* **Work to be completed**
Here are some records; quote them exactly, leaving out the pictures.

Items listed in a dataset:
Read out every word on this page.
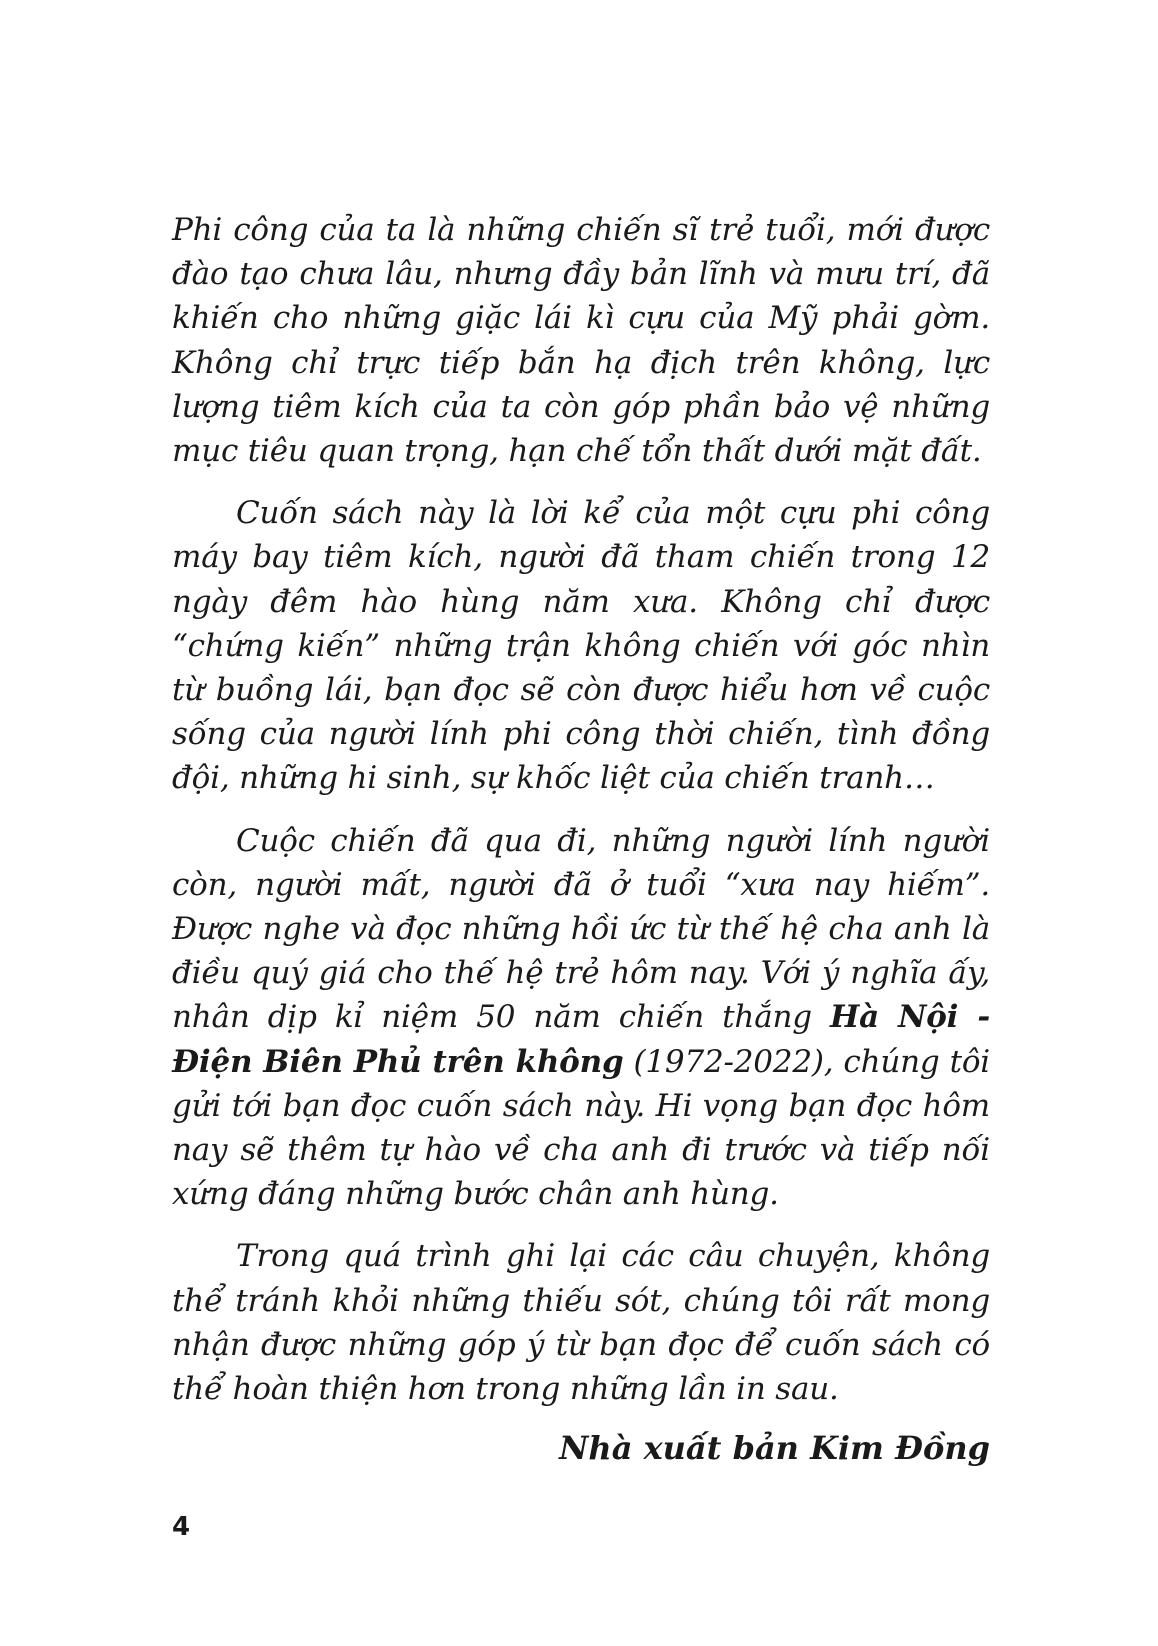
Phi công của ta là những chiến sĩ trẻ tuổi, mới được đào tạo chưa lâu, nhưng đầy bản lĩnh và mưu trí, đã khiến cho những giặc lái kì cựu của Mỹ phải gờm. Không chỉ trực tiếp bắn hạ địch trên không, lực lượng tiêm kích của ta còn góp phần bảo vệ những mục tiêu quan trọng, hạn chế tổn thất dưới mặt đất.

Cuốn sách này là lời kể của một cựu phi công máy bay tiêm kích, người đã tham chiến trong 12 ngày đêm hào hùng năm xưa. Không chỉ được “chứng kiến” những trận không chiến với góc nhìn từ buồng lái, bạn đọc sẽ còn được hiểu hơn về cuộc sống của người lính phi công thời chiến, tình đồng đội, những hi sinh, sự khốc liệt của chiến tranh…

Cuộc chiến đã qua đi, những người lính người còn, người mất, người đã ở tuổi “xưa nay hiếm”. Được nghe và đọc những hồi ức từ thế hệ cha anh là điều quý giá cho thế hệ trẻ hôm nay. Với ý nghĩa ấy, nhân dịp kỉ niệm 50 năm chiến thắng Hà Nội - Điện Biên Phủ trên không (1972-2022), chúng tôi gửi tới bạn đọc cuốn sách này. Hi vọng bạn đọc hôm nay sẽ thêm tự hào về cha anh đi trước và tiếp nối xứng đáng những bước chân anh hùng.

Trong quá trình ghi lại các câu chuyện, không thể tránh khỏi những thiếu sót, chúng tôi rất mong nhận được những góp ý từ bạn đọc để cuốn sách có thể hoàn thiện hơn trong những lần in sau.

Nhà xuất bản Kim Đồng
4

* **Expected answer**
Read out every word on this page.
Phi công của ta là những chiến sĩ trẻ tuổi, mới được đào tạo chưa lâu, nhưng đầy bản lĩnh và mưu trí, đã khiến cho những giặc lái kì cựu của Mỹ phải gờm. Không chỉ trực tiếp bắn hạ địch trên không, lực lượng tiêm kích của ta còn góp phần bảo vệ những mục tiêu quan trọng, hạn chế tổn thất dưới mặt đất.

Cuốn sách này là lời kể của một cựu phi công máy bay tiêm kích, người đã tham chiến trong 12 ngày đêm hào hùng năm xưa. Không chỉ được “chứng kiến” những trận không chiến với góc nhìn từ buồng lái, bạn đọc sẽ còn được hiểu hơn về cuộc sống của người lính phi công thời chiến, tình đồng đội, những hi sinh, sự khốc liệt của chiến tranh…

Cuộc chiến đã qua đi, những người lính người còn, người mất, người đã ở tuổi “xưa nay hiếm”. Được nghe và đọc những hồi ức từ thế hệ cha anh là điều quý giá cho thế hệ trẻ hôm nay. Với ý nghĩa ấy, nhân dịp kỉ niệm 50 năm chiến thắng Hà Nội - Điện Biên Phủ trên không (1972-2022), chúng tôi gửi tới bạn đọc cuốn sách này. Hi vọng bạn đọc hôm nay sẽ thêm tự hào về cha anh đi trước và tiếp nối xứng đáng những bước chân anh hùng.

Trong quá trình ghi lại các câu chuyện, không thể tránh khỏi những thiếu sót, chúng tôi rất mong nhận được những góp ý từ bạn đọc để cuốn sách có thể hoàn thiện hơn trong những lần in sau.

Nhà xuất bản Kim Đồng
4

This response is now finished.